Requirement
Without including any pictures, write out the listing below exactly.

Record list
--- Begin ---

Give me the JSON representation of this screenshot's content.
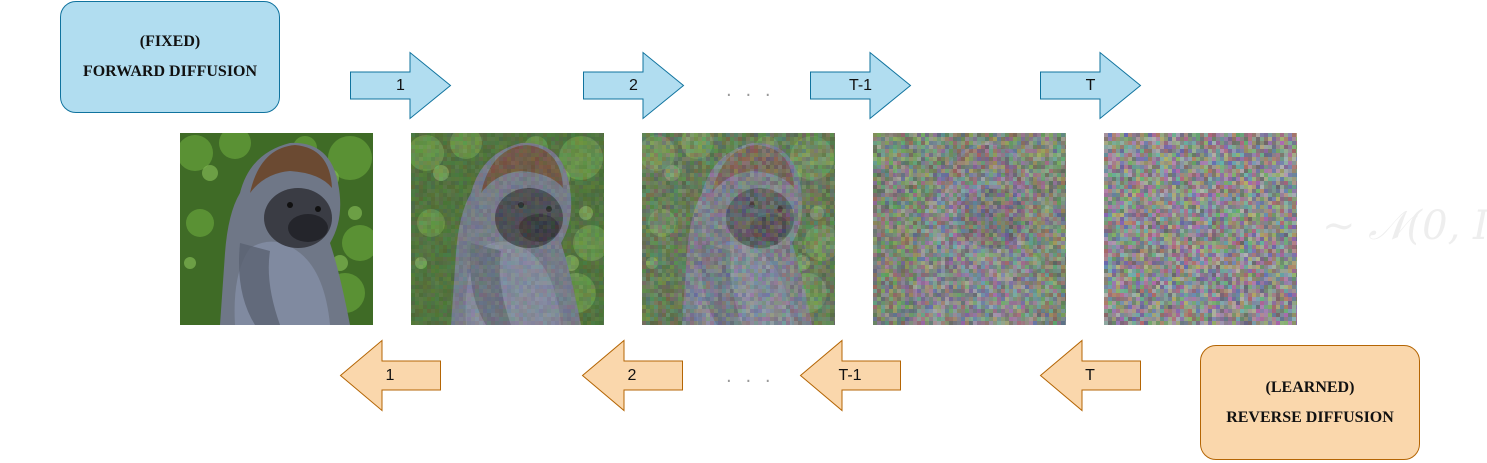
{
  "forward_box": {
    "line1": "(FIXED)",
    "line2": "FORWARD DIFFUSION"
  },
  "reverse_box": {
    "line1": "(LEARNED)",
    "line2": "REVERSE DIFFUSION"
  },
  "forward_arrows": [
    "1",
    "2",
    "T-1",
    "T"
  ],
  "reverse_arrows": [
    "1",
    "2",
    "T-1",
    "T"
  ],
  "ellipsis": ". . .",
  "distribution_label": "∼ 𝒩(0, I)",
  "images": [
    {
      "name": "gorilla-clean",
      "noise": 0
    },
    {
      "name": "gorilla-noise-step-1",
      "noise": 0.25
    },
    {
      "name": "gorilla-noise-step-2",
      "noise": 0.5
    },
    {
      "name": "gorilla-noise-step-t-minus-1",
      "noise": 0.8
    },
    {
      "name": "gorilla-pure-noise",
      "noise": 1
    }
  ],
  "colors": {
    "forward_fill": "#b1ddf0",
    "forward_stroke": "#10739e",
    "reverse_fill": "#fad7ac",
    "reverse_stroke": "#b46504"
  }
}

--- End ---

Response
Give me the JSON representation of this screenshot's content.
{
  "forward_box": {
    "line1": "(FIXED)",
    "line2": "FORWARD DIFFUSION"
  },
  "reverse_box": {
    "line1": "(LEARNED)",
    "line2": "REVERSE DIFFUSION"
  },
  "forward_arrows": [
    "1",
    "2",
    "T-1",
    "T"
  ],
  "reverse_arrows": [
    "1",
    "2",
    "T-1",
    "T"
  ],
  "ellipsis": ". . .",
  "distribution_label": "∼ 𝒩(0, I)",
  "images": [
    {
      "name": "gorilla-clean",
      "noise": 0
    },
    {
      "name": "gorilla-noise-step-1",
      "noise": 0.25
    },
    {
      "name": "gorilla-noise-step-2",
      "noise": 0.5
    },
    {
      "name": "gorilla-noise-step-t-minus-1",
      "noise": 0.8
    },
    {
      "name": "gorilla-pure-noise",
      "noise": 1
    }
  ],
  "colors": {
    "forward_fill": "#b1ddf0",
    "forward_stroke": "#10739e",
    "reverse_fill": "#fad7ac",
    "reverse_stroke": "#b46504"
  }
}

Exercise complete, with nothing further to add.